▶ [Written problem]: Your task is to output the listing word for word, with pictures excluded.

★ ★ ★ ★ ★ ★ ★

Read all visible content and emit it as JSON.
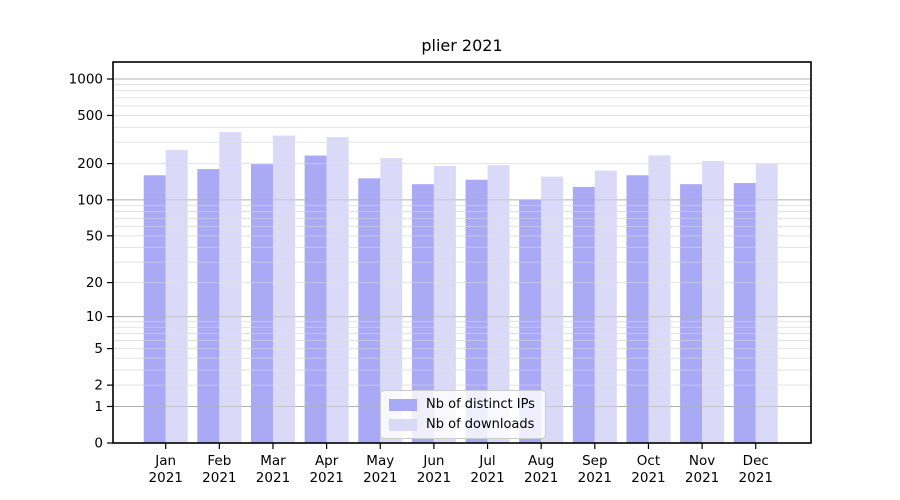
{
  "figure": {
    "title": "plier 2021"
  },
  "colors": {
    "background": "#ffffff",
    "axis": "#000000",
    "grid_major": "#b0b0b0",
    "grid_minor": "#e2e2e2",
    "bar_distinct_ips": "#a9a9f5",
    "bar_downloads": "#dadaf8",
    "legend_border": "#cccccc"
  },
  "chart_data": {
    "type": "bar",
    "title": "plier 2021",
    "categories": [
      "Jan 2021",
      "Feb 2021",
      "Mar 2021",
      "Apr 2021",
      "May 2021",
      "Jun 2021",
      "Jul 2021",
      "Aug 2021",
      "Sep 2021",
      "Oct 2021",
      "Nov 2021",
      "Dec 2021"
    ],
    "series": [
      {
        "name": "Nb of distinct IPs",
        "color": "#a9a9f5",
        "values": [
          160,
          180,
          198,
          233,
          151,
          135,
          147,
          100,
          128,
          160,
          135,
          138
        ]
      },
      {
        "name": "Nb of downloads",
        "color": "#dadaf8",
        "values": [
          259,
          364,
          341,
          331,
          222,
          191,
          194,
          156,
          175,
          234,
          210,
          198
        ]
      }
    ],
    "xlabel": "",
    "ylabel": "",
    "yscale": "log1p",
    "yticks": [
      0,
      1,
      2,
      5,
      10,
      20,
      50,
      100,
      200,
      500,
      1000
    ],
    "yticks_minor": [
      3,
      4,
      6,
      7,
      8,
      9,
      30,
      40,
      60,
      70,
      80,
      90,
      300,
      400,
      600,
      700,
      800,
      900
    ],
    "ylim": [
      0,
      1380
    ],
    "grid": true,
    "legend_position": "lower center"
  }
}
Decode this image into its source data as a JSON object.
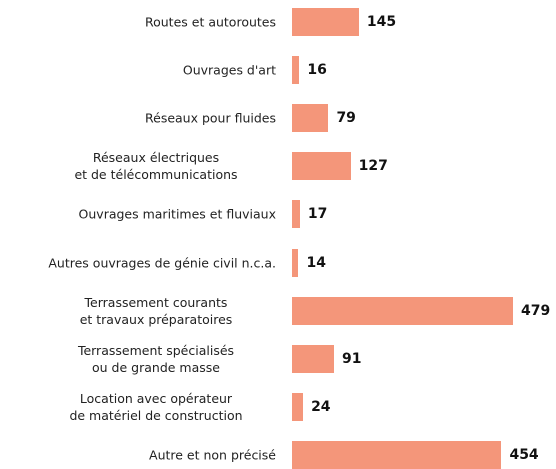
{
  "chart_data": {
    "type": "bar",
    "orientation": "horizontal",
    "categories": [
      "Routes et autoroutes",
      "Ouvrages d'art",
      "Réseaux pour fluides",
      "Réseaux électriques\net de télécommunications",
      "Ouvrages maritimes et fluviaux",
      "Autres ouvrages de génie civil n.c.a.",
      "Terrassement courants\net travaux préparatoires",
      "Terrassement spécialisés\nou de grande masse",
      "Location avec opérateur\nde matériel de construction",
      "Autre et non précisé"
    ],
    "values": [
      145,
      16,
      79,
      127,
      17,
      14,
      479,
      91,
      24,
      454
    ],
    "color": "#f4967a"
  }
}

★ ★ ★ ★ ★ ★ ★

▶ [Answer to this exercise]:
Read all visible content and emit it as JSON.
{
  "figure": {
    "title": "plier 2021"
  },
  "colors": {
    "background": "#ffffff",
    "axis": "#000000",
    "grid_major": "#b0b0b0",
    "grid_minor": "#e2e2e2",
    "bar_distinct_ips": "#a9a9f5",
    "bar_downloads": "#dadaf8",
    "legend_border": "#cccccc"
  },
  "chart_data": {
    "type": "bar",
    "title": "plier 2021",
    "categories": [
      "Jan 2021",
      "Feb 2021",
      "Mar 2021",
      "Apr 2021",
      "May 2021",
      "Jun 2021",
      "Jul 2021",
      "Aug 2021",
      "Sep 2021",
      "Oct 2021",
      "Nov 2021",
      "Dec 2021"
    ],
    "series": [
      {
        "name": "Nb of distinct IPs",
        "color": "#a9a9f5",
        "values": [
          160,
          180,
          198,
          233,
          151,
          135,
          147,
          100,
          128,
          160,
          135,
          138
        ]
      },
      {
        "name": "Nb of downloads",
        "color": "#dadaf8",
        "values": [
          259,
          364,
          341,
          331,
          222,
          191,
          194,
          156,
          175,
          234,
          210,
          198
        ]
      }
    ],
    "xlabel": "",
    "ylabel": "",
    "yscale": "log1p",
    "yticks": [
      0,
      1,
      2,
      5,
      10,
      20,
      50,
      100,
      200,
      500,
      1000
    ],
    "yticks_minor": [
      3,
      4,
      6,
      7,
      8,
      9,
      30,
      40,
      60,
      70,
      80,
      90,
      300,
      400,
      600,
      700,
      800,
      900
    ],
    "ylim": [
      0,
      1380
    ],
    "grid": true,
    "legend_position": "lower center"
  }
}
Decode this image into its source data as a JSON object.
{
  "chart_data": {
    "type": "bar",
    "orientation": "horizontal",
    "categories": [
      "Routes et autoroutes",
      "Ouvrages d'art",
      "Réseaux pour fluides",
      "Réseaux électriques\net de télécommunications",
      "Ouvrages maritimes et fluviaux",
      "Autres ouvrages de génie civil n.c.a.",
      "Terrassement courants\net travaux préparatoires",
      "Terrassement spécialisés\nou de grande masse",
      "Location avec opérateur\nde matériel de construction",
      "Autre et non précisé"
    ],
    "values": [
      145,
      16,
      79,
      127,
      17,
      14,
      479,
      91,
      24,
      454
    ],
    "color": "#f4967a"
  }
}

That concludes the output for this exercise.